PROBLEM TO WORK ON
In the data, extract each line that holds the string "PRIVATE".

MATERIAL SHOWN
________________________________________

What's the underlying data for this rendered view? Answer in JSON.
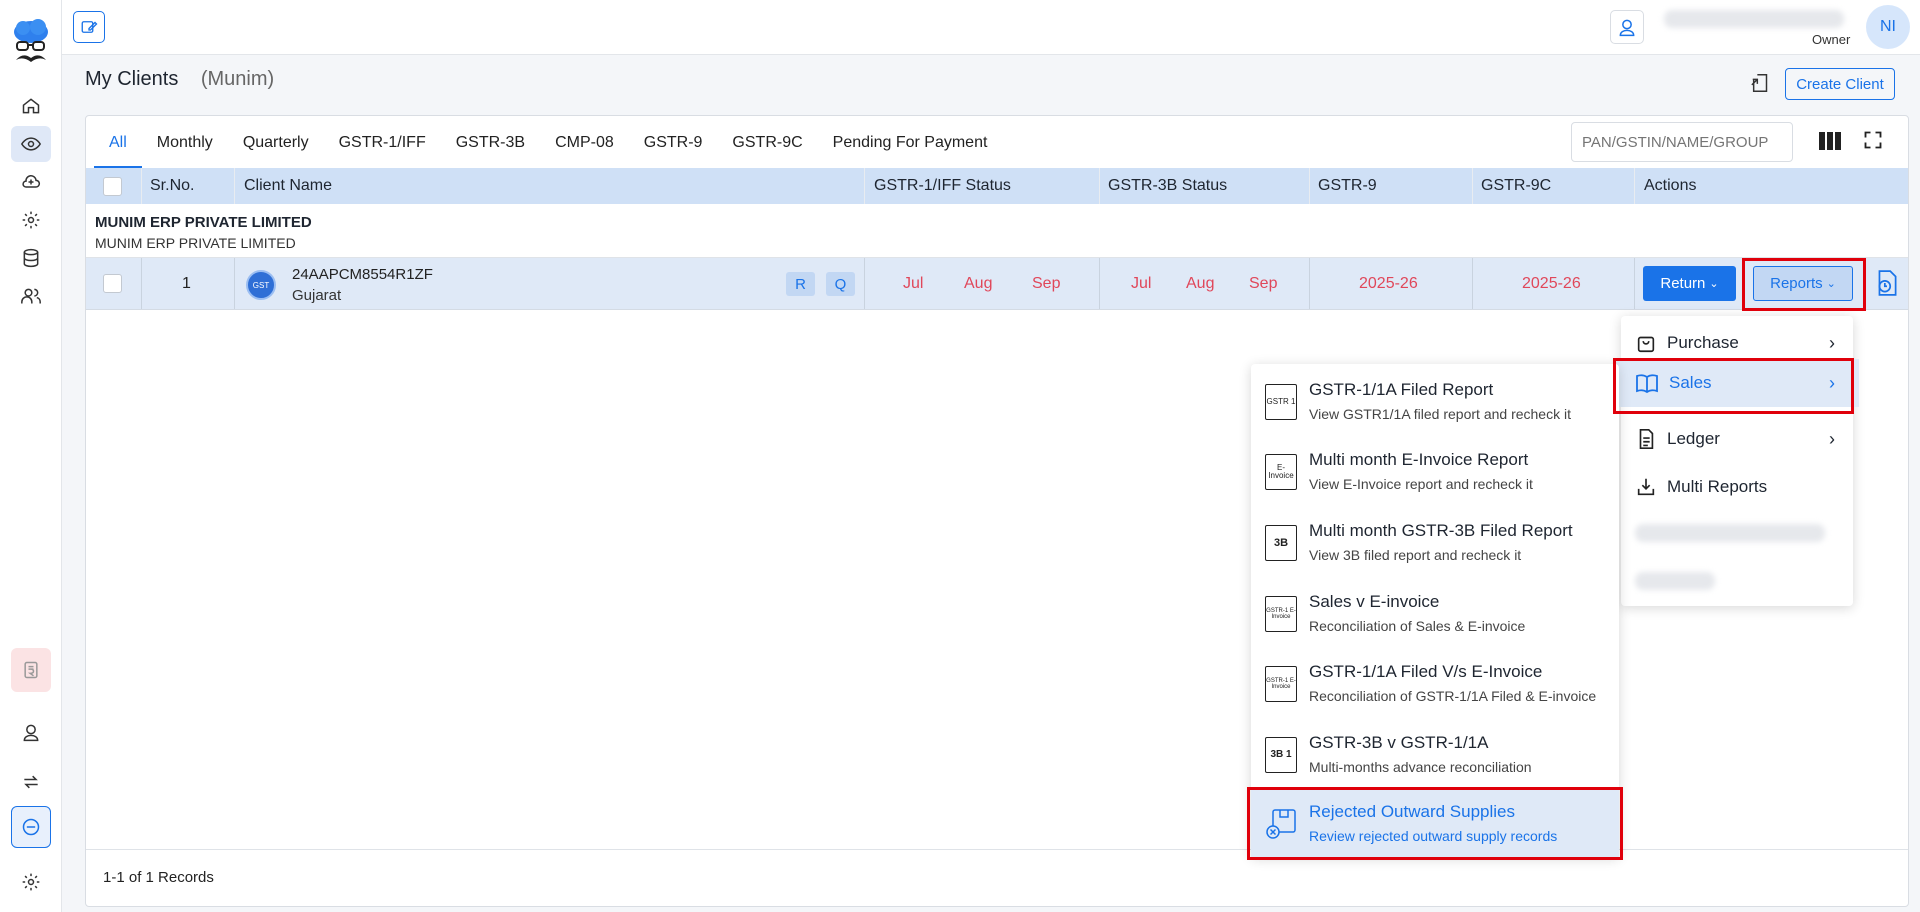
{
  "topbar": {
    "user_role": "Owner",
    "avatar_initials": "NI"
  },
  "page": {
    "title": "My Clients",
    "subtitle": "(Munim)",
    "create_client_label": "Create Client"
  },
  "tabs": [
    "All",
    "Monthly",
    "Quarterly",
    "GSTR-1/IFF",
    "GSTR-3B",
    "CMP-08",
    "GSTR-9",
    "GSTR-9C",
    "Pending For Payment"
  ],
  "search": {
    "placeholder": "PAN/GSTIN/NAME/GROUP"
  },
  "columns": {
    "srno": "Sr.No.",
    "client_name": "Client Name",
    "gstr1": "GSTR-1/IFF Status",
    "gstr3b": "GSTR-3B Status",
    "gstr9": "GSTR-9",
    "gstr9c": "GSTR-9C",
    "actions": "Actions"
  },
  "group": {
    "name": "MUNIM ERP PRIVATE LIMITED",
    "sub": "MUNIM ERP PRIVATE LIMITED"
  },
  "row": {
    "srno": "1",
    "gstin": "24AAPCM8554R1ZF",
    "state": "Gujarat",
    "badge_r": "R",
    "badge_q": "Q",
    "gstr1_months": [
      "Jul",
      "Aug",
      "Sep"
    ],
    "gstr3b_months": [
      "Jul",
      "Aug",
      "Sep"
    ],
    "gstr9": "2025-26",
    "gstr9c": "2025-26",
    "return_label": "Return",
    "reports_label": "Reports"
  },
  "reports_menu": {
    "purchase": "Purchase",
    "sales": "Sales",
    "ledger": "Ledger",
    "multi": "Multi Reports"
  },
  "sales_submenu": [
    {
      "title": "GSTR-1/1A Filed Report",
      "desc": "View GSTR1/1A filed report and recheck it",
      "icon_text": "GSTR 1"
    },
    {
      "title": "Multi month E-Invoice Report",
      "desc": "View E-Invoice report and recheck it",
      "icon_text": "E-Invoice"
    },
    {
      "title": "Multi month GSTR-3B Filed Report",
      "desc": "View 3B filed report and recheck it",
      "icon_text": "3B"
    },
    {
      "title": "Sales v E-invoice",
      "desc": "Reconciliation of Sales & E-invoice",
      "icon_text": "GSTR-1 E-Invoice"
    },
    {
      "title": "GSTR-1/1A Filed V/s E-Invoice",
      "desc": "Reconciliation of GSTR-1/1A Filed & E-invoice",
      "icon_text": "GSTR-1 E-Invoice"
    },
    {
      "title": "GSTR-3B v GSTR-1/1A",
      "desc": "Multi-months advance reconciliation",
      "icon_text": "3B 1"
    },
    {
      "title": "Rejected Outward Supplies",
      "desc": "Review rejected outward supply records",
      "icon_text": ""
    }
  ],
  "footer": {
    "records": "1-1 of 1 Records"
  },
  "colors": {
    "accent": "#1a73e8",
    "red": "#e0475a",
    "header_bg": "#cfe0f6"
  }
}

________________________________________

WRITTEN SOLUTION
    "name": "MUNIM ERP PRIVATE LIMITED",
    "sub": "MUNIM ERP PRIVATE LIMITED"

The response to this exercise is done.